== Materials provided ==
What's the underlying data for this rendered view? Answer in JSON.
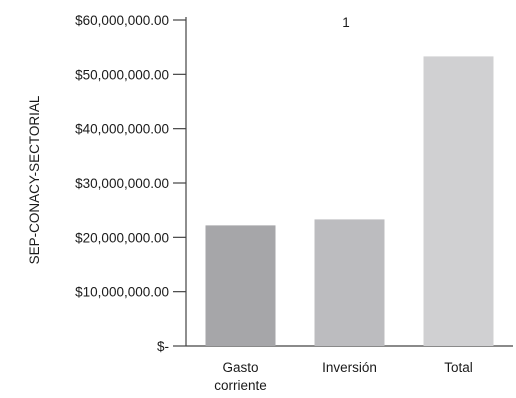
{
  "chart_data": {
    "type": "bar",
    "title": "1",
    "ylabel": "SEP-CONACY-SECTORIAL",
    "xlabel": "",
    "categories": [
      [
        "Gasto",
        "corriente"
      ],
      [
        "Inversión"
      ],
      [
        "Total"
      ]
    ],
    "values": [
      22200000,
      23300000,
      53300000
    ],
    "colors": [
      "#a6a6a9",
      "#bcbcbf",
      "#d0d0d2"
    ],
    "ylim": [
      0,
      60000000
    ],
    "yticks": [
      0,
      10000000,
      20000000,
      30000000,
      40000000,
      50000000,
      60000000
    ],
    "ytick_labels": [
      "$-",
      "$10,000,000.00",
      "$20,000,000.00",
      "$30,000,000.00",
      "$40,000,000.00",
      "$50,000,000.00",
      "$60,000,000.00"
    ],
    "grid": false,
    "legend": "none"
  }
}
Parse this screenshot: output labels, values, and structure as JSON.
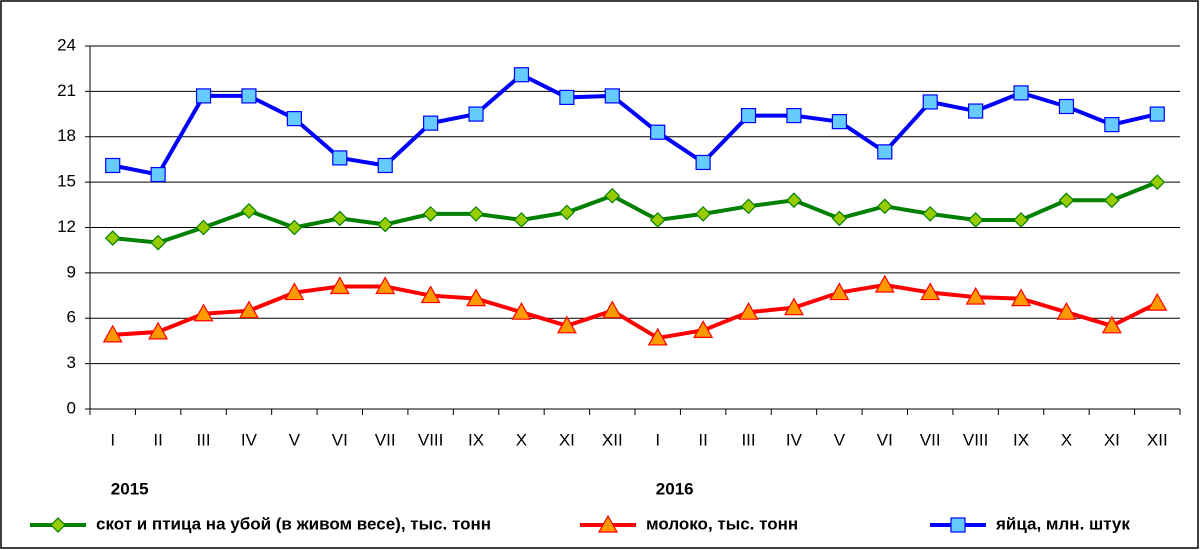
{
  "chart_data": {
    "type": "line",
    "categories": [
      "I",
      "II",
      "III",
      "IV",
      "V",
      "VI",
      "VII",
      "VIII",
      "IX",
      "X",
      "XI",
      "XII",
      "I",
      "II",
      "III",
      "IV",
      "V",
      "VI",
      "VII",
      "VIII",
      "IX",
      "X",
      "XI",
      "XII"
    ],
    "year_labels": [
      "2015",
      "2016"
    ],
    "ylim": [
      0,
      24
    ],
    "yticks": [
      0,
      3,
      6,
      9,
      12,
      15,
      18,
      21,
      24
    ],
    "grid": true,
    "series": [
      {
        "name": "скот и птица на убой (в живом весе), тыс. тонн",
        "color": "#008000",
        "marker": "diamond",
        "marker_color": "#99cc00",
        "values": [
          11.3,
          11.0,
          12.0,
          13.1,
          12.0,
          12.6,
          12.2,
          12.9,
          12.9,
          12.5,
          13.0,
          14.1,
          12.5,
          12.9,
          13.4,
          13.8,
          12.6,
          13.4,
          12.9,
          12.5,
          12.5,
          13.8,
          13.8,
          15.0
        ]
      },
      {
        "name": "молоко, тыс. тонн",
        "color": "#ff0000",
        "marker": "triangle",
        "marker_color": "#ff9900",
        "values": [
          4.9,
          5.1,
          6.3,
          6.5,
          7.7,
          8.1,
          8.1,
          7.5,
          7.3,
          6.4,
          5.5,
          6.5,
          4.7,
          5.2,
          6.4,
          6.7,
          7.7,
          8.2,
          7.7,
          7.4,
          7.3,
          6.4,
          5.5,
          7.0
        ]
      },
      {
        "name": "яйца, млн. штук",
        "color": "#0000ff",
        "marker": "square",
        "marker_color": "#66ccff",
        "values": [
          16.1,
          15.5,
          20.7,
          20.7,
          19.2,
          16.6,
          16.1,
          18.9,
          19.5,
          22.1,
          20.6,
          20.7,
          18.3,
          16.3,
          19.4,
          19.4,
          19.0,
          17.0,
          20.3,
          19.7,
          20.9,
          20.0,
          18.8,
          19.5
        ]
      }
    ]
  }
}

...

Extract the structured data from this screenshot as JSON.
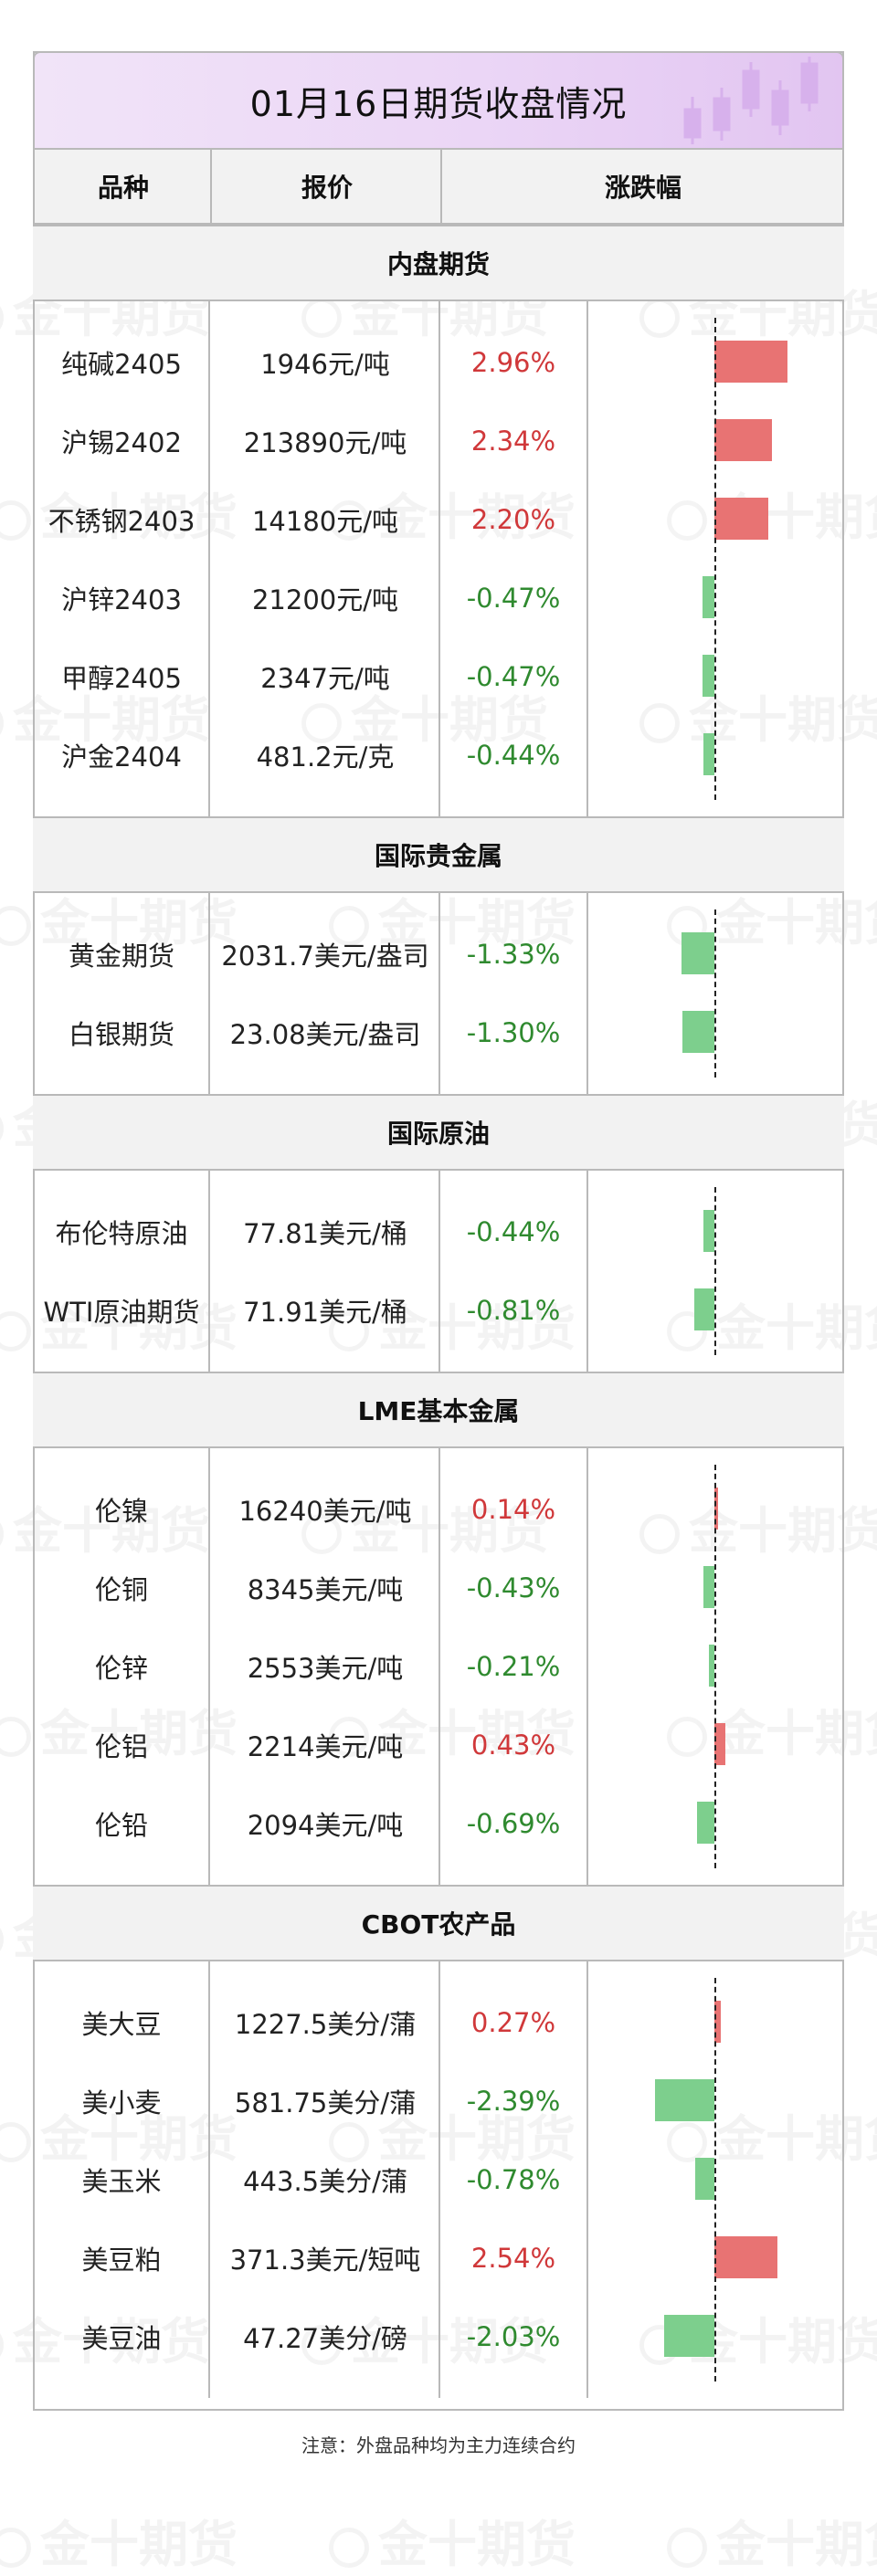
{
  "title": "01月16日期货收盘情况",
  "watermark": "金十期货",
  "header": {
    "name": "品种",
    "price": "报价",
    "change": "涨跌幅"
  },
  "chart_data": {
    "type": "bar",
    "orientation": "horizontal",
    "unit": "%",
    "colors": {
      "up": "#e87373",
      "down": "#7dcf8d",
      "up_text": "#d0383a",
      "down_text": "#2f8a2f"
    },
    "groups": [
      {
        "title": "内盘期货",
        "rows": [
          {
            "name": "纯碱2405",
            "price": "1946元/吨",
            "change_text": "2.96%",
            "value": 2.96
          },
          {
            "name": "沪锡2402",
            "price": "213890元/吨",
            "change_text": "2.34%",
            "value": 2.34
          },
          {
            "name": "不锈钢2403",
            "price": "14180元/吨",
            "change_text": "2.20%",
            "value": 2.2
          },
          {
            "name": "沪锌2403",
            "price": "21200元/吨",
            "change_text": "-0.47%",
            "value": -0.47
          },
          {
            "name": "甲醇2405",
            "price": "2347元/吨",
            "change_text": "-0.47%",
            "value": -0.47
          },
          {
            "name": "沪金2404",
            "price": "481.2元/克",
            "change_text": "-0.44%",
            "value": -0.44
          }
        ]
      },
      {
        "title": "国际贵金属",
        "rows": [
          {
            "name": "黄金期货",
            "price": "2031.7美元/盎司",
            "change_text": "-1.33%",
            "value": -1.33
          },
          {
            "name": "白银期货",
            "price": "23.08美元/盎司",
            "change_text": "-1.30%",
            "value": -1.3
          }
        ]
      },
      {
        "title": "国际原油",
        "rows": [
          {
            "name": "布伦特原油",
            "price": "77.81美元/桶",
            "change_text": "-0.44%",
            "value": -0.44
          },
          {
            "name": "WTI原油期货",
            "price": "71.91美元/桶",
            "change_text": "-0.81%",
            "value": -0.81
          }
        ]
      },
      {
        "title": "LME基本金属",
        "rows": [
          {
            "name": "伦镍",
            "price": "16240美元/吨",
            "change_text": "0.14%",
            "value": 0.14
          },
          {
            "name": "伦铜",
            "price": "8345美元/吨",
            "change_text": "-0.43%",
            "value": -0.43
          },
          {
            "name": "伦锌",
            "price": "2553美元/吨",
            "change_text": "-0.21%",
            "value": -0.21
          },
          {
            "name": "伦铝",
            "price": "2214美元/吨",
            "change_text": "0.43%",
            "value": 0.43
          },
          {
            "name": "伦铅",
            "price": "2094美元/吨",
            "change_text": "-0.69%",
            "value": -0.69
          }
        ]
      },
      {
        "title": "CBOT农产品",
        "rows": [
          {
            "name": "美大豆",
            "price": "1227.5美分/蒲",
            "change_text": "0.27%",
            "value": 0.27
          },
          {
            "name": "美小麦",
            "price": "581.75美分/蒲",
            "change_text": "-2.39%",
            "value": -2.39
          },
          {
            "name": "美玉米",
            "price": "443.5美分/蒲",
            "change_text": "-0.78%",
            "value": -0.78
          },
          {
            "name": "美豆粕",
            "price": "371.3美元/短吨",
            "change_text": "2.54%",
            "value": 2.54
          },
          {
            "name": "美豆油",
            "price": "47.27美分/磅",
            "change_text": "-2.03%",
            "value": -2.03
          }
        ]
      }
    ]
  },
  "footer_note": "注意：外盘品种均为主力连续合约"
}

== The problem ==
Using the records above, list each line that includes "JSON".

== Task result ==
What's the underlying data for this rendered view? Answer in JSON.
Parse this screenshot: output labels, values, and structure as JSON.
Extract the structured data from this screenshot as JSON.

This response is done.